Required task: Using the records that follow, copy every line containing the word "JSON".

Input:
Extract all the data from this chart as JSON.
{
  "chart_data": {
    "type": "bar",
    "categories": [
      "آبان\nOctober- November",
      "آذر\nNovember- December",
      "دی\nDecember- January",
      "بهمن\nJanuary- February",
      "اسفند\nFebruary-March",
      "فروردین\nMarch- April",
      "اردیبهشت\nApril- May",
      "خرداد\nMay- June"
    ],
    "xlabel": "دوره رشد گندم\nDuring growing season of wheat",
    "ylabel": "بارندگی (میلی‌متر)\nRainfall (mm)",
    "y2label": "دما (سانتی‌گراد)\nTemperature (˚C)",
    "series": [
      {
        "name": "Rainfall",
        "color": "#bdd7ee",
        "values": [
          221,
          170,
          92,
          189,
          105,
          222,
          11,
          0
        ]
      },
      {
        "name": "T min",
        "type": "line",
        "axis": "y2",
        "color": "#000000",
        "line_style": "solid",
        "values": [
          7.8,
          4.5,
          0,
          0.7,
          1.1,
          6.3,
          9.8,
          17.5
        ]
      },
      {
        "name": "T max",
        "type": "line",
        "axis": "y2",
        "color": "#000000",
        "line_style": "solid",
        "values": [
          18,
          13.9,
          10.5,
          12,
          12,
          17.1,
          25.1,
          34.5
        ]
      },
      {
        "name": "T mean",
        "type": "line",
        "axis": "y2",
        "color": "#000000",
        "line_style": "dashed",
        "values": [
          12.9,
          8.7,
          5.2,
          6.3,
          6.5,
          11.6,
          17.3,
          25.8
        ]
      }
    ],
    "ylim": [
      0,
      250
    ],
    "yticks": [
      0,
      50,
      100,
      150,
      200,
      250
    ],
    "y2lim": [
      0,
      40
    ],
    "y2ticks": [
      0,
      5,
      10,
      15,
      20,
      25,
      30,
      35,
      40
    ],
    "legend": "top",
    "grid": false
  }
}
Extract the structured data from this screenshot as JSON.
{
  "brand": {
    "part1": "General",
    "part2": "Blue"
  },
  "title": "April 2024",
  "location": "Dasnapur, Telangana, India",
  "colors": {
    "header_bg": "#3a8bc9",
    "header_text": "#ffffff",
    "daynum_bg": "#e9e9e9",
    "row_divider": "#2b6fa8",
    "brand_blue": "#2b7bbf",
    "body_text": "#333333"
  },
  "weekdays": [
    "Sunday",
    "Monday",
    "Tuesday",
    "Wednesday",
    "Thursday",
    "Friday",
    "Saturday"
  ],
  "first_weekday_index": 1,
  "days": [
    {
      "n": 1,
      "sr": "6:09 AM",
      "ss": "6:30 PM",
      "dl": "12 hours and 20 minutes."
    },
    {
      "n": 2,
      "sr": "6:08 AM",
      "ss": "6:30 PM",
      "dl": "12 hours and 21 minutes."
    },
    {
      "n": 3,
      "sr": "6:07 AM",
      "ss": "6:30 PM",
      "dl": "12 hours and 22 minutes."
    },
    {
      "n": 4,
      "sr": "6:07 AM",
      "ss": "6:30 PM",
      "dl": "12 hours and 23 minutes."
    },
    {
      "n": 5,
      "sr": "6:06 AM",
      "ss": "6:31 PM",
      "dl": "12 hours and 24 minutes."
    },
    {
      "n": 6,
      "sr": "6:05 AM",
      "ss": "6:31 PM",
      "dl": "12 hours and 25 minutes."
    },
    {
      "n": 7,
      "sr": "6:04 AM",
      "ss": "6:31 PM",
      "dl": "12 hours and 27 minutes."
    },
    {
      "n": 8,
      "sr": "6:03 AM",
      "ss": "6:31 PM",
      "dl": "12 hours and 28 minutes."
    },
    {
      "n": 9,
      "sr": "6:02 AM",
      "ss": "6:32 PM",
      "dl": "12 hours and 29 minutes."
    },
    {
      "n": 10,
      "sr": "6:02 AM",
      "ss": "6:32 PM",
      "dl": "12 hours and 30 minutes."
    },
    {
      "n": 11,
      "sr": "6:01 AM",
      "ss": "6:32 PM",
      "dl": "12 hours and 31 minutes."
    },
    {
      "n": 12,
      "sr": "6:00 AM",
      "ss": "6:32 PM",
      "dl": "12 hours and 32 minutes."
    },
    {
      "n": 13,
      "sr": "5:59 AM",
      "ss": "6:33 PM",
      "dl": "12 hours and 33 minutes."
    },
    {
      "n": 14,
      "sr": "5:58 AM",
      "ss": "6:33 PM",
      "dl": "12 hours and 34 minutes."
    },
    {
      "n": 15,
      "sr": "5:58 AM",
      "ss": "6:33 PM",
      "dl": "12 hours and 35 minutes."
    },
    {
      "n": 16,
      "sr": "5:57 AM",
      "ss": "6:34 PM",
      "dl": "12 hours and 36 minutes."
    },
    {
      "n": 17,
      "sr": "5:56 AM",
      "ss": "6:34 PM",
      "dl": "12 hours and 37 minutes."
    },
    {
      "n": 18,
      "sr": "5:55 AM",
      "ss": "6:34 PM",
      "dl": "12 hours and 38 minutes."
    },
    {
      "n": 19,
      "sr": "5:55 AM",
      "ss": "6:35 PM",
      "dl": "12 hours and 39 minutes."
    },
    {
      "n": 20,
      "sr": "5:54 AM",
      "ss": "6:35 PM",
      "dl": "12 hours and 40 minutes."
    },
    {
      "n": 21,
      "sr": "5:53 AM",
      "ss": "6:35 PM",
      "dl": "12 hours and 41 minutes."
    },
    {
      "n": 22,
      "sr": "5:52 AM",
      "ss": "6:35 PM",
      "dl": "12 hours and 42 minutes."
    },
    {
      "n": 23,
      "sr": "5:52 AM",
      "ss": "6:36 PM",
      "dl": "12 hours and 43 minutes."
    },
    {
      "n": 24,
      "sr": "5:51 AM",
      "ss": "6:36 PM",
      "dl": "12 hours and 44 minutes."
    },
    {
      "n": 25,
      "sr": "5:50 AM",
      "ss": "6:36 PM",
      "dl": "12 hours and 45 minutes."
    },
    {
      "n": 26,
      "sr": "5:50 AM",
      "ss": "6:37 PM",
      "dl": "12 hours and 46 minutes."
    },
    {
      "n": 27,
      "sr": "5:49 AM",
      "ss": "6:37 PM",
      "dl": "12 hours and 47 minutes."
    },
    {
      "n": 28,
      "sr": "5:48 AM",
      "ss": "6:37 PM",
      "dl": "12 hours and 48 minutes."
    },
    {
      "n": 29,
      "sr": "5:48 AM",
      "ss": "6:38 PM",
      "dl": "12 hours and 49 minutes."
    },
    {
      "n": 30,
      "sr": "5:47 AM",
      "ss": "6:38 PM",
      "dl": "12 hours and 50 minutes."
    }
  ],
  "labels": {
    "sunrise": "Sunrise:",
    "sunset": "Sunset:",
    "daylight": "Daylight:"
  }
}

Result for this exercise:
Extract all the data from this chart as JSON.
Extract the structured data from this screenshot as JSON.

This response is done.